Among the lines below, list those containing the string "footer".
----- INFORMATION SUPPLIED -----
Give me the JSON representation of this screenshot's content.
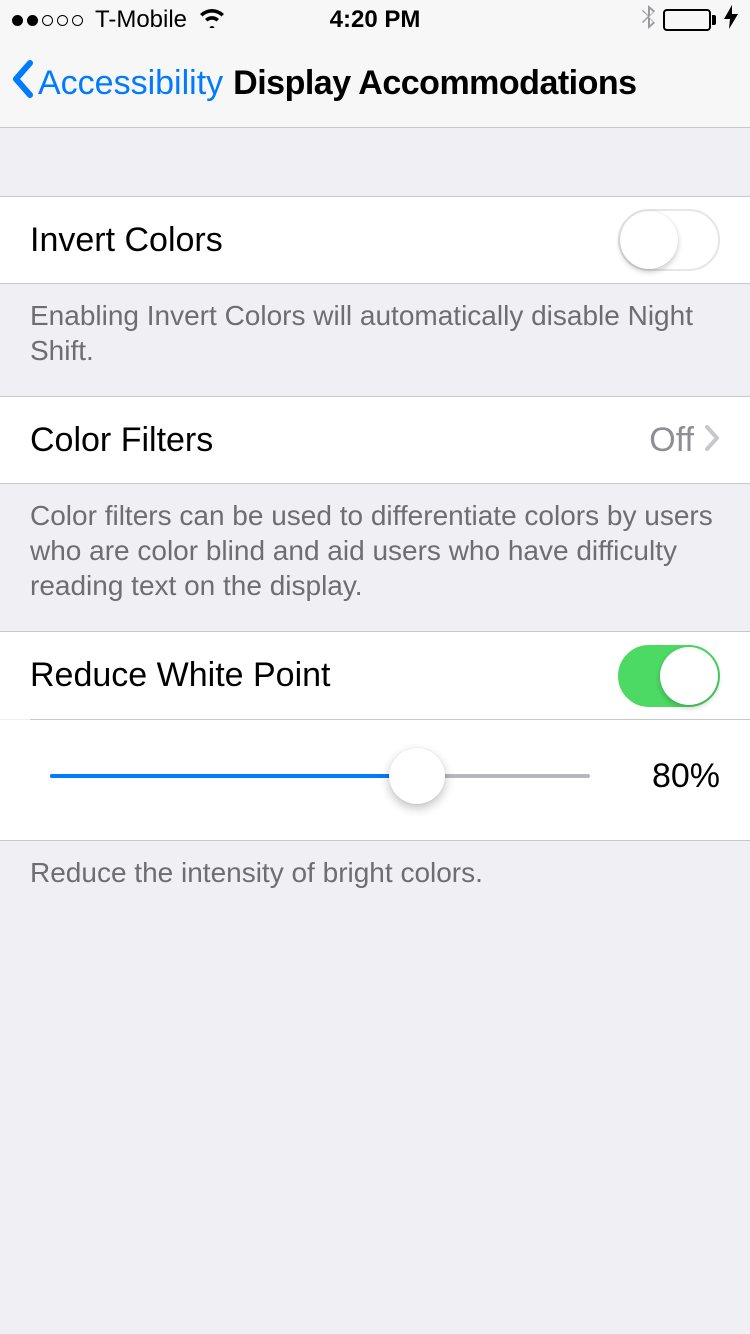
{
  "statusBar": {
    "carrier": "T-Mobile",
    "time": "4:20 PM"
  },
  "nav": {
    "back": "Accessibility",
    "title": "Display Accommodations"
  },
  "invertColors": {
    "label": "Invert Colors",
    "enabled": false,
    "footer": "Enabling Invert Colors will automatically disable Night Shift."
  },
  "colorFilters": {
    "label": "Color Filters",
    "value": "Off",
    "footer": "Color filters can be used to differentiate colors by users who are color blind and aid users who have difficulty reading text on the display."
  },
  "reduceWhitePoint": {
    "label": "Reduce White Point",
    "enabled": true,
    "sliderPercent": 68,
    "valueLabel": "80%",
    "footer": "Reduce the intensity of bright colors."
  }
}
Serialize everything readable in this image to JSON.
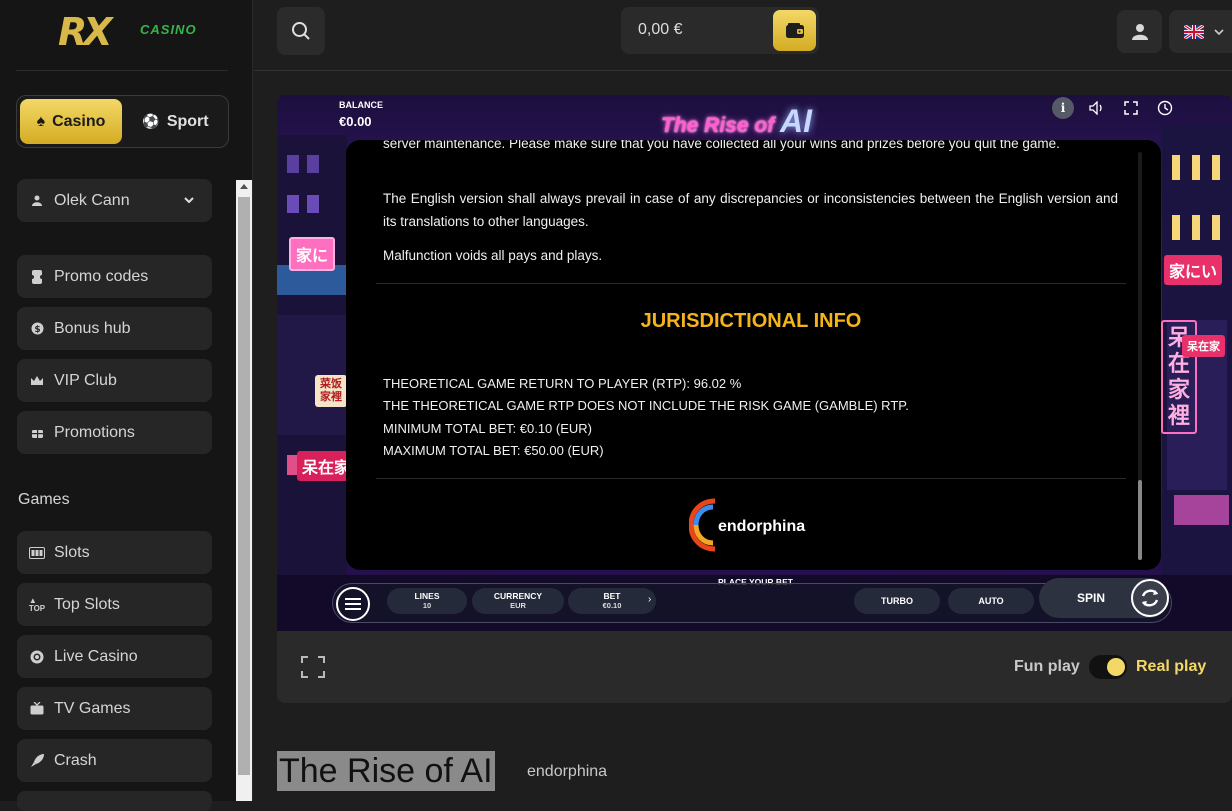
{
  "brand": {
    "logo_text": "RX",
    "logo_sub": "CASINO"
  },
  "mode_switch": {
    "casino_label": "Casino",
    "sport_label": "Sport"
  },
  "user": {
    "name": "Olek Cann"
  },
  "nav": {
    "items": [
      {
        "label": "Promo codes",
        "icon": "ticket-icon"
      },
      {
        "label": "Bonus hub",
        "icon": "coin-icon"
      },
      {
        "label": "VIP Club",
        "icon": "crown-icon"
      },
      {
        "label": "Promotions",
        "icon": "gift-icon"
      }
    ],
    "games_label": "Games",
    "game_items": [
      {
        "label": "Slots",
        "icon": "slots-icon"
      },
      {
        "label": "Top Slots",
        "icon": "top-icon"
      },
      {
        "label": "Live Casino",
        "icon": "chip-icon"
      },
      {
        "label": "TV Games",
        "icon": "tv-icon"
      },
      {
        "label": "Crash",
        "icon": "rocket-icon"
      }
    ]
  },
  "topbar": {
    "balance": "0,00 €"
  },
  "game": {
    "balance_label": "BALANCE",
    "balance_value": "€0.00",
    "title_main": "The Rise of",
    "title_ai": "AI",
    "modal": {
      "text_1": "server maintenance. Please make sure that you have collected all your wins and prizes before you quit the game.",
      "text_2": "The English version shall always prevail in case of any discrepancies or inconsistencies between the English version and its translations to other languages.",
      "text_3": "Malfunction voids all pays and plays.",
      "heading": "JURISDICTIONAL INFO",
      "rtp_lines": [
        "THEORETICAL GAME RETURN TO PLAYER (RTP): 96.02 %",
        "THE THEORETICAL GAME RTP DOES NOT INCLUDE THE RISK GAME (GAMBLE) RTP.",
        "MINIMUM TOTAL BET: €0.10 (EUR)",
        "MAXIMUM TOTAL BET: €50.00 (EUR)"
      ],
      "provider_logo_text": "endorphina"
    },
    "controls": {
      "place_bet": "PLACE YOUR BET",
      "lines_label": "LINES",
      "lines_value": "10",
      "currency_label": "CURRENCY",
      "currency_value": "EUR",
      "bet_label": "BET",
      "bet_value": "€0.10",
      "turbo_label": "TURBO",
      "auto_label": "AUTO",
      "spin_label": "SPIN"
    }
  },
  "footer": {
    "fun_play": "Fun play",
    "real_play": "Real play"
  },
  "page": {
    "title": "The Rise of AI",
    "provider": "endorphina"
  },
  "colors": {
    "accent": "#f3d867",
    "heading": "#f6b41b",
    "brand_green": "#35b54a"
  }
}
-----
* _OUTPUT OF THE TASK_
    "footer": "Enabling Invert Colors will automatically disable Night Shift."
    "footer": "Color filters can be used to differentiate colors by users who are color blind and aid users who have difficulty reading text on the display."
    "footer": "Reduce the intensity of bright colors."
  "footer": {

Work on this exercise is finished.